PROBLEM DESCRIPTION:
Reproduce every entry in the listing without alteration.

SOURCE MATERIAL:
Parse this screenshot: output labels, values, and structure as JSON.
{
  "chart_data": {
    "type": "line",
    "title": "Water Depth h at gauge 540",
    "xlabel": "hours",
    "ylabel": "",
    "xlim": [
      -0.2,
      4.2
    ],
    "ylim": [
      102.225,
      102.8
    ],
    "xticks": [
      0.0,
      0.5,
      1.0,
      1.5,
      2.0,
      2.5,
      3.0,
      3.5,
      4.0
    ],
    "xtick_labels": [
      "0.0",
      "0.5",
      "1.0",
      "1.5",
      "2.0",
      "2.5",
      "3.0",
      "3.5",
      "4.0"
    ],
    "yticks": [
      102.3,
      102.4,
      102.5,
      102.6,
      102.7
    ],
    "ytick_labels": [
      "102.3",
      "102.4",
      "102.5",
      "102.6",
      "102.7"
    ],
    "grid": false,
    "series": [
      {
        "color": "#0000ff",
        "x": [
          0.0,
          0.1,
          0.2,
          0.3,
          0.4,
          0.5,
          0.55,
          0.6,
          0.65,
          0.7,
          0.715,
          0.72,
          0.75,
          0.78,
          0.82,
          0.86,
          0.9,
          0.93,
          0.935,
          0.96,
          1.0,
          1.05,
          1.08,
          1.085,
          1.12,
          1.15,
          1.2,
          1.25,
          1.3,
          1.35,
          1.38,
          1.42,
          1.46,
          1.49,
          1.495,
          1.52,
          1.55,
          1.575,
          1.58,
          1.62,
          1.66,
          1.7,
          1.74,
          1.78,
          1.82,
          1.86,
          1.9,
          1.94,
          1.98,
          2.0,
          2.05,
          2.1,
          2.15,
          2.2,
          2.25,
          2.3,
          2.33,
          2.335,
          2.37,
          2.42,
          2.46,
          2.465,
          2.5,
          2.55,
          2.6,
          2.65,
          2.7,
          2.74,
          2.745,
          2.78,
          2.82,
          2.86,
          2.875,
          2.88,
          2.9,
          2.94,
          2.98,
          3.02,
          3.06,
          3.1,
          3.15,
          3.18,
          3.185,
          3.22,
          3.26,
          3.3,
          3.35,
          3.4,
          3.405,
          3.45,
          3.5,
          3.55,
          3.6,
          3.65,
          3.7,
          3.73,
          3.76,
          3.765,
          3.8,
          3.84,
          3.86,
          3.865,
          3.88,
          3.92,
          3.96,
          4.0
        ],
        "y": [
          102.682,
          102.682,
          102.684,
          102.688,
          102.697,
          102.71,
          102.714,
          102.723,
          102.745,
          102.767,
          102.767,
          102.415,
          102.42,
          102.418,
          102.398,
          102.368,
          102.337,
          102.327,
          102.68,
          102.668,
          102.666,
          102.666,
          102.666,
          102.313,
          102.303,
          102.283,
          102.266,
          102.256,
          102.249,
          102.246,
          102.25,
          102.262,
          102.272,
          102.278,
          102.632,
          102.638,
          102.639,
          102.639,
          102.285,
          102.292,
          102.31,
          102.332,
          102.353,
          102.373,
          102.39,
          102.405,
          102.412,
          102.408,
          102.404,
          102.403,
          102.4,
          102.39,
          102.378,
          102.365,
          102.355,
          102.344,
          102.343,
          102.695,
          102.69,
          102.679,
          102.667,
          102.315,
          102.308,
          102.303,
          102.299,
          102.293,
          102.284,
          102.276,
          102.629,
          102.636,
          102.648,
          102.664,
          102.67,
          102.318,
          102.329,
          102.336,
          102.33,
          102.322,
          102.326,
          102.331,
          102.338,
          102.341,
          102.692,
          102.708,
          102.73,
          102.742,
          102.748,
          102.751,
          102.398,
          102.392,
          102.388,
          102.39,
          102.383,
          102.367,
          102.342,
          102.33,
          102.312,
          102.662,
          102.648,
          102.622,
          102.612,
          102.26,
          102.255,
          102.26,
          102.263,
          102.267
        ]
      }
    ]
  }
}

COMPLETE ANSWER:
Parse this screenshot: output labels, values, and structure as JSON.
{
  "chart_data": {
    "type": "line",
    "title": "Water Depth h at gauge 540",
    "xlabel": "hours",
    "ylabel": "",
    "xlim": [
      -0.2,
      4.2
    ],
    "ylim": [
      102.225,
      102.8
    ],
    "xticks": [
      0.0,
      0.5,
      1.0,
      1.5,
      2.0,
      2.5,
      3.0,
      3.5,
      4.0
    ],
    "xtick_labels": [
      "0.0",
      "0.5",
      "1.0",
      "1.5",
      "2.0",
      "2.5",
      "3.0",
      "3.5",
      "4.0"
    ],
    "yticks": [
      102.3,
      102.4,
      102.5,
      102.6,
      102.7
    ],
    "ytick_labels": [
      "102.3",
      "102.4",
      "102.5",
      "102.6",
      "102.7"
    ],
    "grid": false,
    "series": [
      {
        "color": "#0000ff",
        "x": [
          0.0,
          0.1,
          0.2,
          0.3,
          0.4,
          0.5,
          0.55,
          0.6,
          0.65,
          0.7,
          0.715,
          0.72,
          0.75,
          0.78,
          0.82,
          0.86,
          0.9,
          0.93,
          0.935,
          0.96,
          1.0,
          1.05,
          1.08,
          1.085,
          1.12,
          1.15,
          1.2,
          1.25,
          1.3,
          1.35,
          1.38,
          1.42,
          1.46,
          1.49,
          1.495,
          1.52,
          1.55,
          1.575,
          1.58,
          1.62,
          1.66,
          1.7,
          1.74,
          1.78,
          1.82,
          1.86,
          1.9,
          1.94,
          1.98,
          2.0,
          2.05,
          2.1,
          2.15,
          2.2,
          2.25,
          2.3,
          2.33,
          2.335,
          2.37,
          2.42,
          2.46,
          2.465,
          2.5,
          2.55,
          2.6,
          2.65,
          2.7,
          2.74,
          2.745,
          2.78,
          2.82,
          2.86,
          2.875,
          2.88,
          2.9,
          2.94,
          2.98,
          3.02,
          3.06,
          3.1,
          3.15,
          3.18,
          3.185,
          3.22,
          3.26,
          3.3,
          3.35,
          3.4,
          3.405,
          3.45,
          3.5,
          3.55,
          3.6,
          3.65,
          3.7,
          3.73,
          3.76,
          3.765,
          3.8,
          3.84,
          3.86,
          3.865,
          3.88,
          3.92,
          3.96,
          4.0
        ],
        "y": [
          102.682,
          102.682,
          102.684,
          102.688,
          102.697,
          102.71,
          102.714,
          102.723,
          102.745,
          102.767,
          102.767,
          102.415,
          102.42,
          102.418,
          102.398,
          102.368,
          102.337,
          102.327,
          102.68,
          102.668,
          102.666,
          102.666,
          102.666,
          102.313,
          102.303,
          102.283,
          102.266,
          102.256,
          102.249,
          102.246,
          102.25,
          102.262,
          102.272,
          102.278,
          102.632,
          102.638,
          102.639,
          102.639,
          102.285,
          102.292,
          102.31,
          102.332,
          102.353,
          102.373,
          102.39,
          102.405,
          102.412,
          102.408,
          102.404,
          102.403,
          102.4,
          102.39,
          102.378,
          102.365,
          102.355,
          102.344,
          102.343,
          102.695,
          102.69,
          102.679,
          102.667,
          102.315,
          102.308,
          102.303,
          102.299,
          102.293,
          102.284,
          102.276,
          102.629,
          102.636,
          102.648,
          102.664,
          102.67,
          102.318,
          102.329,
          102.336,
          102.33,
          102.322,
          102.326,
          102.331,
          102.338,
          102.341,
          102.692,
          102.708,
          102.73,
          102.742,
          102.748,
          102.751,
          102.398,
          102.392,
          102.388,
          102.39,
          102.383,
          102.367,
          102.342,
          102.33,
          102.312,
          102.662,
          102.648,
          102.622,
          102.612,
          102.26,
          102.255,
          102.26,
          102.263,
          102.267
        ]
      }
    ]
  }
}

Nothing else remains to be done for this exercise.